### Given request
In the entries below, find the lines that contain the word "bile" and copy them.

### Data supplied
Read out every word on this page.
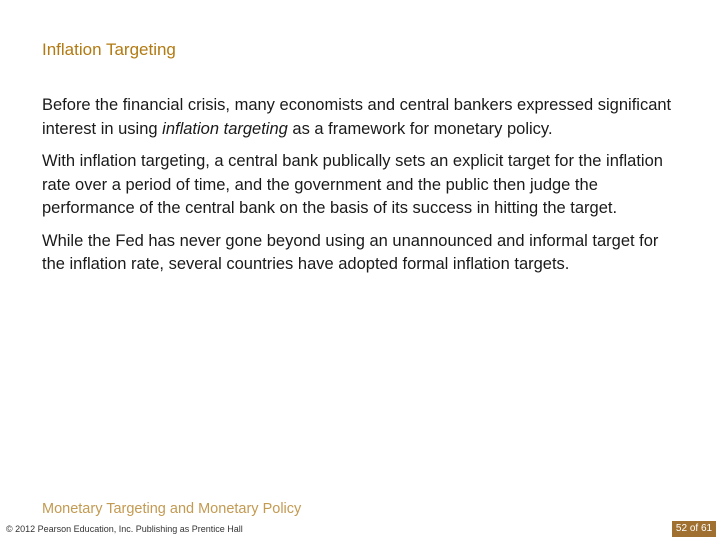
Inflation Targeting

Before the financial crisis, many economists and central bankers expressed significant interest in using inflation targeting as a framework for monetary policy.

With inflation targeting, a central bank publically sets an explicit target for the inflation rate over a period of time, and the government and the public then judge the performance of the central bank on the basis of its success in hitting the target.

While the Fed has never gone beyond using an unannounced and informal target for the inflation rate, several countries have adopted formal inflation targets.

Monetary Targeting and Monetary Policy
© 2012 Pearson Education, Inc. Publishing as Prentice Hall	52 of 61
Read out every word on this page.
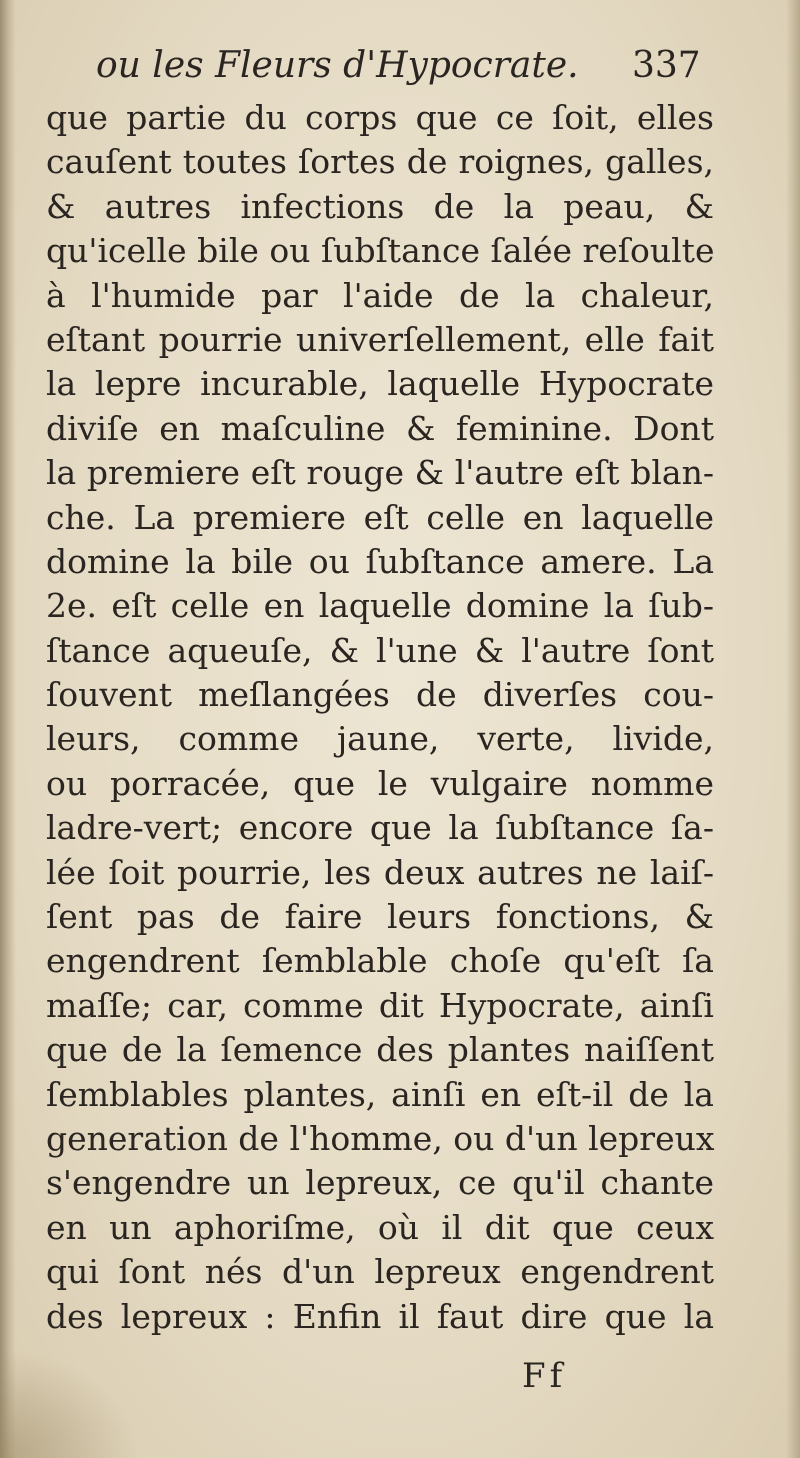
ou les Fleurs d'Hypocrate. 337
que partie du corps que ce ſoit, elles
cauſent toutes ſortes de roignes, galles,
& autres infections de la peau, &
qu'icelle bile ou ſubſtance ſalée reſoulte
à l'humide par l'aide de la chaleur,
eſtant pourrie univerſellement, elle fait
la lepre incurable, laquelle Hypocrate
diviſe en maſculine & feminine. Dont
la premiere eſt rouge & l'autre eſt blan-
che. La premiere eſt celle en laquelle
domine la bile ou ſubſtance amere. La
2e. eſt celle en laquelle domine la ſub-
ſtance aqueuſe, & l'une & l'autre ſont
ſouvent meſlangées de diverſes cou-
leurs, comme jaune, verte, livide,
ou porracée, que le vulgaire nomme
ladre-vert; encore que la ſubſtance ſa-
lée ſoit pourrie, les deux autres ne laiſ-
ſent pas de faire leurs fonctions, &
engendrent ſemblable choſe qu'eſt ſa
maſſe; car, comme dit Hypocrate, ainſi
que de la ſemence des plantes naiſſent
ſemblables plantes, ainſi en eſt-il de la
generation de l'homme, ou d'un lepreux
s'engendre un lepreux, ce qu'il chante
en un aphoriſme, où il dit que ceux
qui ſont nés d'un lepreux engendrent
des lepreux : Enfin il faut dire que la
Ff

### Finished task
qu'icelle bile ou ſubſtance ſalée reſoulte
domine la bile ou ſubſtance amere. La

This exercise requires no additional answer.